# PROMPT
Your task is to copy every line of the entries that contains "JSON".

# EXERCISE DATA

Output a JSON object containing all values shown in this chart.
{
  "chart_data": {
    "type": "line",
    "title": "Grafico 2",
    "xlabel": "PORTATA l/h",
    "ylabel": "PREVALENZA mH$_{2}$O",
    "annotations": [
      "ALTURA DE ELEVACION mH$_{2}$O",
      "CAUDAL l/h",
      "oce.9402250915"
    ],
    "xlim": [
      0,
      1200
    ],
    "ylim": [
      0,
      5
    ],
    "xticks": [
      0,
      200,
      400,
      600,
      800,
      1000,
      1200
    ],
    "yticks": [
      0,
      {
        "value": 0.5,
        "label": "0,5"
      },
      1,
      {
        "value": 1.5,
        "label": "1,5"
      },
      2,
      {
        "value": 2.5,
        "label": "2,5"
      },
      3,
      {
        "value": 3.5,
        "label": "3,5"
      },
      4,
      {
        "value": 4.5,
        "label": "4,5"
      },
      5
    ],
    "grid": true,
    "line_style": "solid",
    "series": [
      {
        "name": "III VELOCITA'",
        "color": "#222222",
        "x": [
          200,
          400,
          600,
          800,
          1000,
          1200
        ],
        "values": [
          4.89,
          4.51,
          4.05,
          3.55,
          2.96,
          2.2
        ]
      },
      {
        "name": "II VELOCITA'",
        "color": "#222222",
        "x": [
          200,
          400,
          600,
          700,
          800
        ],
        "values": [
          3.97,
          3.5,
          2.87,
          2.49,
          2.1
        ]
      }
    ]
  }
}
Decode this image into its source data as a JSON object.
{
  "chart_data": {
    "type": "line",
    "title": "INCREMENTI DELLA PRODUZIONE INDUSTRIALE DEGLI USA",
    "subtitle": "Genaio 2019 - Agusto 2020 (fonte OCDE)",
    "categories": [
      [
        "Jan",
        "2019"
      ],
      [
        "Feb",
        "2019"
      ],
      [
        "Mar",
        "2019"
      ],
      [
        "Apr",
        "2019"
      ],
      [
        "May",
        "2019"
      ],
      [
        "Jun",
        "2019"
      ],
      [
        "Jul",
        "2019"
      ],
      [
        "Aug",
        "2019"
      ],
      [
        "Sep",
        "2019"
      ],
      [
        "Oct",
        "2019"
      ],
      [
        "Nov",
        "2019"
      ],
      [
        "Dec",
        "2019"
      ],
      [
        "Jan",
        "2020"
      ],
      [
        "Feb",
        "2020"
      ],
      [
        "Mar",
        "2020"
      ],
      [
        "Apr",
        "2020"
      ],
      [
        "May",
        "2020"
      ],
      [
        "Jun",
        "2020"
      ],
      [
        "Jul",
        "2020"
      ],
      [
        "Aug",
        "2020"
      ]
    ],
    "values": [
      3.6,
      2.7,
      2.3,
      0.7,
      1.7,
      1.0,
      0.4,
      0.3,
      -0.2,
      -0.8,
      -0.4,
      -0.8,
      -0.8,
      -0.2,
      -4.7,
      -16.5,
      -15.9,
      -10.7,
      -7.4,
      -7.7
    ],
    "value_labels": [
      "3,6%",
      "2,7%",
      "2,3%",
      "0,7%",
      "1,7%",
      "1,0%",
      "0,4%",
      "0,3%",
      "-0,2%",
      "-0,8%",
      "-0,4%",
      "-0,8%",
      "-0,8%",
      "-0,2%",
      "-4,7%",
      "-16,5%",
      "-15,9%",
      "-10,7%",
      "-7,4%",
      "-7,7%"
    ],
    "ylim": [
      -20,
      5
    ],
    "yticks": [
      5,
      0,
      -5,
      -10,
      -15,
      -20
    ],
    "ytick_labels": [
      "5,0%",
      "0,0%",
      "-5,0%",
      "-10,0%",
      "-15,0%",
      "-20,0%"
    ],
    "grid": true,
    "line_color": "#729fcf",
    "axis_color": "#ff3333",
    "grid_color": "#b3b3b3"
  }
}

# OUTPUT FOR THIS TASK
Output a JSON object containing all values shown in this chart.
Decode this image into its source data as a JSON object.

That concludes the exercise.